* **THE RECORDS**
..........

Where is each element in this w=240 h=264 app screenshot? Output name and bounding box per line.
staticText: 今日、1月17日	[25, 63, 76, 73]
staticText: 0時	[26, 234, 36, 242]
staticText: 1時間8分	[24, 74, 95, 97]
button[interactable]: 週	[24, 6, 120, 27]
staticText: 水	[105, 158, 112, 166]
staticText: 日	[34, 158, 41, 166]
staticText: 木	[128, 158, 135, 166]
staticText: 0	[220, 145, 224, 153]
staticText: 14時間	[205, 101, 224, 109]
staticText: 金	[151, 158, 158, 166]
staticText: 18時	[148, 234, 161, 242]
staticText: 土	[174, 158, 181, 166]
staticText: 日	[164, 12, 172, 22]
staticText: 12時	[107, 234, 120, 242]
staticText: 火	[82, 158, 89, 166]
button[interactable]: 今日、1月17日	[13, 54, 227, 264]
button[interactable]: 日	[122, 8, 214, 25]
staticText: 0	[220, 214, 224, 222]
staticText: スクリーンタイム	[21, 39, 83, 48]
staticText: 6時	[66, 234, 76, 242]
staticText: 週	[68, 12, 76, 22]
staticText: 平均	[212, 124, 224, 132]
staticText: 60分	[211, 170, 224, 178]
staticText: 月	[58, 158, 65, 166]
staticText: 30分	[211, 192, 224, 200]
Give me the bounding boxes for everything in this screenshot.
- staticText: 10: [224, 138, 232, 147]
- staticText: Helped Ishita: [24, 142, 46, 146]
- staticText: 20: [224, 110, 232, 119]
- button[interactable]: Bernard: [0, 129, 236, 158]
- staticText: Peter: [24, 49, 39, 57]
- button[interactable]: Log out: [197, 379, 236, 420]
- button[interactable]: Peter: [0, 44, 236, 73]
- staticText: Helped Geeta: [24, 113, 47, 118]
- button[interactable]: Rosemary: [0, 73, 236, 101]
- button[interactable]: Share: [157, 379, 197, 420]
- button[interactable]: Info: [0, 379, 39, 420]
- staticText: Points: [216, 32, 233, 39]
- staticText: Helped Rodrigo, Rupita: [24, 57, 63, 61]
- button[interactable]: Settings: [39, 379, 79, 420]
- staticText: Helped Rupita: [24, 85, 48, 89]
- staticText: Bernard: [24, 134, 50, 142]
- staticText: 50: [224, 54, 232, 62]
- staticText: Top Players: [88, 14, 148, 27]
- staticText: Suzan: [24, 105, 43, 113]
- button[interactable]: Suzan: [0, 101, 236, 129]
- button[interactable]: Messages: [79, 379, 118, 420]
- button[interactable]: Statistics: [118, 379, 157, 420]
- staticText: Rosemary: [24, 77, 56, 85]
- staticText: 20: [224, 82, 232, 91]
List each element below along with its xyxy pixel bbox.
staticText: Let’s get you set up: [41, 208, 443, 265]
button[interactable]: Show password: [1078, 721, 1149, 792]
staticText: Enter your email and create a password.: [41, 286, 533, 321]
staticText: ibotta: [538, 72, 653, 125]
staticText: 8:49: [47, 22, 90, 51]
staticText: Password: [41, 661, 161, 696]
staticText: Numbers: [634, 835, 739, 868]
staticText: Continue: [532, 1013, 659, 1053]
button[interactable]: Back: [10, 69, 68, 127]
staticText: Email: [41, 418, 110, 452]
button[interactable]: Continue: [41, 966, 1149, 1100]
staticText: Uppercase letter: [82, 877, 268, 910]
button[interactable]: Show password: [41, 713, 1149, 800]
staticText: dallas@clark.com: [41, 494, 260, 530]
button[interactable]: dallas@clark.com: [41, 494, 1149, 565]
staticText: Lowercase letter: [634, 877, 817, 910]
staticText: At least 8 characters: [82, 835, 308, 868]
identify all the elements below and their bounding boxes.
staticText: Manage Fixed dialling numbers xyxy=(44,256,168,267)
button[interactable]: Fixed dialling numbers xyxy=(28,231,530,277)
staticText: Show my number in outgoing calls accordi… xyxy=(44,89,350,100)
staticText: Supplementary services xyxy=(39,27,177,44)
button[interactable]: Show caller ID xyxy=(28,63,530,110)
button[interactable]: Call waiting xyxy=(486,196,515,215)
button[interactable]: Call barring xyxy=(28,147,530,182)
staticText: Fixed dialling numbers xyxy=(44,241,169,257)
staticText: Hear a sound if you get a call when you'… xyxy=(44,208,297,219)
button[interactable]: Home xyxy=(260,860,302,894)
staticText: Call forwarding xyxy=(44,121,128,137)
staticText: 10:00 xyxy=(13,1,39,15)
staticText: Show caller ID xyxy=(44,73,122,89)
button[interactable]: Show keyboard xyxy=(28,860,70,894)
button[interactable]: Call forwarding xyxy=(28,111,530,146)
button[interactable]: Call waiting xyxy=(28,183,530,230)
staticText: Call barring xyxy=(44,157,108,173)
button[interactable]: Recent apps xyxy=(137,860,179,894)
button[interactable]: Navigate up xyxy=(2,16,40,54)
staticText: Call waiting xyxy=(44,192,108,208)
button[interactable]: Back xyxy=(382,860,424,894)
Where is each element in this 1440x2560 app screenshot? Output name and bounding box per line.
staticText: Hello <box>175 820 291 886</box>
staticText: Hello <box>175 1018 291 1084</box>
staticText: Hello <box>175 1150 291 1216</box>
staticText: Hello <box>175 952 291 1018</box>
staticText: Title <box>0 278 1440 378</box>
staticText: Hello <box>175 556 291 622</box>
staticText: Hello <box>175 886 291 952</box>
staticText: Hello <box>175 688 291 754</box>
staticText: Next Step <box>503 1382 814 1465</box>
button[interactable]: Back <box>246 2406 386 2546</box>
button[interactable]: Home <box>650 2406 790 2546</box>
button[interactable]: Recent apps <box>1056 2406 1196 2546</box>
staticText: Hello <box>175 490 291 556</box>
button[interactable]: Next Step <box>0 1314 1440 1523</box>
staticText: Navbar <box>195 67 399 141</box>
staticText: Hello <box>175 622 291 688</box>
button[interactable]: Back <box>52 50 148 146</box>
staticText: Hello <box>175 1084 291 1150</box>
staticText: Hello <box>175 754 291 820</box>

..........

* **AIM OF THE EXERCISE**
Reproduce all of the entries above word for word, with every line unchanged and in its original order.

* **SOLUTION TO THIS EXERCISE**
Where is each element in this w=240 h=264 app screenshot? Output name and bounding box per line.
staticText: 今日、1月17日	[25, 63, 76, 73]
staticText: 0時	[26, 234, 36, 242]
staticText: 1時間8分	[24, 74, 95, 97]
button[interactable]: 週	[24, 6, 120, 27]
staticText: 水	[105, 158, 112, 166]
staticText: 日	[34, 158, 41, 166]
staticText: 木	[128, 158, 135, 166]
staticText: 0	[220, 145, 224, 153]
staticText: 14時間	[205, 101, 224, 109]
staticText: 金	[151, 158, 158, 166]
staticText: 18時	[148, 234, 161, 242]
staticText: 土	[174, 158, 181, 166]
staticText: 日	[164, 12, 172, 22]
staticText: 12時	[107, 234, 120, 242]
staticText: 火	[82, 158, 89, 166]
button[interactable]: 今日、1月17日	[13, 54, 227, 264]
button[interactable]: 日	[122, 8, 214, 25]
staticText: 0	[220, 214, 224, 222]
staticText: スクリーンタイム	[21, 39, 83, 48]
staticText: 6時	[66, 234, 76, 242]
staticText: 週	[68, 12, 76, 22]
staticText: 平均	[212, 124, 224, 132]
staticText: 60分	[211, 170, 224, 178]
staticText: 月	[58, 158, 65, 166]
staticText: 30分	[211, 192, 224, 200]
Give me the bounding boxes for everything in this screenshot.
- staticText: 10: [224, 138, 232, 147]
- staticText: Helped Ishita: [24, 142, 46, 146]
- staticText: 20: [224, 110, 232, 119]
- button[interactable]: Bernard: [0, 129, 236, 158]
- staticText: Peter: [24, 49, 39, 57]
- button[interactable]: Log out: [197, 379, 236, 420]
- button[interactable]: Peter: [0, 44, 236, 73]
- staticText: Helped Geeta: [24, 113, 47, 118]
- button[interactable]: Rosemary: [0, 73, 236, 101]
- button[interactable]: Share: [157, 379, 197, 420]
- button[interactable]: Info: [0, 379, 39, 420]
- staticText: Points: [216, 32, 233, 39]
- staticText: Helped Rodrigo, Rupita: [24, 57, 63, 61]
- button[interactable]: Settings: [39, 379, 79, 420]
- staticText: Helped Rupita: [24, 85, 48, 89]
- staticText: Bernard: [24, 134, 50, 142]
- staticText: 50: [224, 54, 232, 62]
- staticText: Top Players: [88, 14, 148, 27]
- staticText: Suzan: [24, 105, 43, 113]
- button[interactable]: Suzan: [0, 101, 236, 129]
- button[interactable]: Messages: [79, 379, 118, 420]
- button[interactable]: Statistics: [118, 379, 157, 420]
- staticText: Rosemary: [24, 77, 56, 85]
- staticText: 20: [224, 82, 232, 91]
List each element below along with its xyxy pixel bbox.
staticText: Let’s get you set up: [41, 208, 443, 265]
button[interactable]: Show password: [1078, 721, 1149, 792]
staticText: Enter your email and create a password.: [41, 286, 533, 321]
staticText: ibotta: [538, 72, 653, 125]
staticText: 8:49: [47, 22, 90, 51]
staticText: Password: [41, 661, 161, 696]
staticText: Numbers: [634, 835, 739, 868]
staticText: Continue: [532, 1013, 659, 1053]
button[interactable]: Back: [10, 69, 68, 127]
staticText: Email: [41, 418, 110, 452]
button[interactable]: Continue: [41, 966, 1149, 1100]
staticText: Uppercase letter: [82, 877, 268, 910]
button[interactable]: Show password: [41, 713, 1149, 800]
staticText: dallas@clark.com: [41, 494, 260, 530]
button[interactable]: dallas@clark.com: [41, 494, 1149, 565]
staticText: Lowercase letter: [634, 877, 817, 910]
staticText: At least 8 characters: [82, 835, 308, 868]
identify all the elements below and their bounding boxes.
staticText: Manage Fixed dialling numbers xyxy=(44,256,168,267)
button[interactable]: Fixed dialling numbers xyxy=(28,231,530,277)
staticText: Show my number in outgoing calls accordi… xyxy=(44,89,350,100)
staticText: Supplementary services xyxy=(39,27,177,44)
button[interactable]: Show caller ID xyxy=(28,63,530,110)
button[interactable]: Call waiting xyxy=(486,196,515,215)
button[interactable]: Call barring xyxy=(28,147,530,182)
staticText: Fixed dialling numbers xyxy=(44,241,169,257)
staticText: Hear a sound if you get a call when you'… xyxy=(44,208,297,219)
button[interactable]: Home xyxy=(260,860,302,894)
staticText: Call forwarding xyxy=(44,121,128,137)
staticText: 10:00 xyxy=(13,1,39,15)
staticText: Show caller ID xyxy=(44,73,122,89)
button[interactable]: Show keyboard xyxy=(28,860,70,894)
button[interactable]: Call forwarding xyxy=(28,111,530,146)
button[interactable]: Call waiting xyxy=(28,183,530,230)
staticText: Call barring xyxy=(44,157,108,173)
button[interactable]: Recent apps xyxy=(137,860,179,894)
button[interactable]: Navigate up xyxy=(2,16,40,54)
staticText: Call waiting xyxy=(44,192,108,208)
button[interactable]: Back xyxy=(382,860,424,894)
Where is each element in this 1440x2560 app screenshot? Output name and bounding box per line.
staticText: Hello <box>175 820 291 886</box>
staticText: Hello <box>175 1018 291 1084</box>
staticText: Hello <box>175 1150 291 1216</box>
staticText: Hello <box>175 952 291 1018</box>
staticText: Title <box>0 278 1440 378</box>
staticText: Hello <box>175 556 291 622</box>
staticText: Hello <box>175 886 291 952</box>
staticText: Hello <box>175 688 291 754</box>
staticText: Next Step <box>503 1382 814 1465</box>
button[interactable]: Back <box>246 2406 386 2546</box>
button[interactable]: Home <box>650 2406 790 2546</box>
button[interactable]: Recent apps <box>1056 2406 1196 2546</box>
staticText: Hello <box>175 490 291 556</box>
button[interactable]: Next Step <box>0 1314 1440 1523</box>
staticText: Navbar <box>195 67 399 141</box>
staticText: Hello <box>175 622 291 688</box>
button[interactable]: Back <box>52 50 148 146</box>
staticText: Hello <box>175 1084 291 1150</box>
staticText: Hello <box>175 754 291 820</box>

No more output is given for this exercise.